-- start INPUT ROWS --

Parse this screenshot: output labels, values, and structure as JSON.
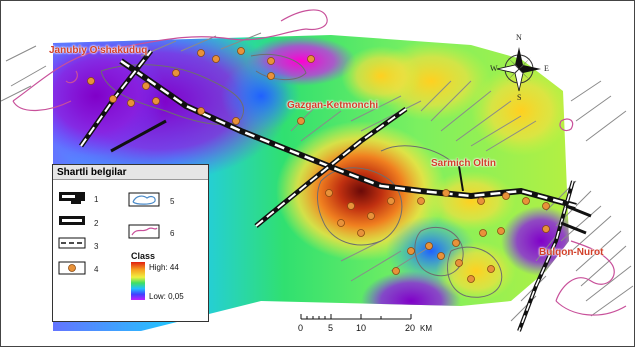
{
  "labels": {
    "janubiy": "Janubiy Oʻshakuduq",
    "gazgan": "Gazgan-Ketmonchi",
    "sarmich": "Sarmich Oltin",
    "bulqon": "Bulqon-Nurot"
  },
  "legend": {
    "title": "Shartli belgilar",
    "items": [
      "1",
      "2",
      "3",
      "4",
      "5",
      "6"
    ],
    "class_title": "Class",
    "class_high": "High: 44",
    "class_low": "Low: 0,05"
  },
  "scale": {
    "ticks": [
      "0",
      "5",
      "10",
      "20"
    ],
    "unit": "KM"
  },
  "compass": {
    "n": "N",
    "s": "S",
    "w": "W",
    "e": "E"
  },
  "colors": {
    "label": "#d2402a",
    "boundary": "#c8509a",
    "fault": "#8a8a8a",
    "deposit": "#e8923a"
  }
}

-- end INPUT ROWS --

• [WHAT YOU ARE ASKED TO DO]:
Scan the material and collect every line that contains "labels".

• [RESULT]:
Parse this screenshot: output labels, values, and structure as JSON.
  "labels": {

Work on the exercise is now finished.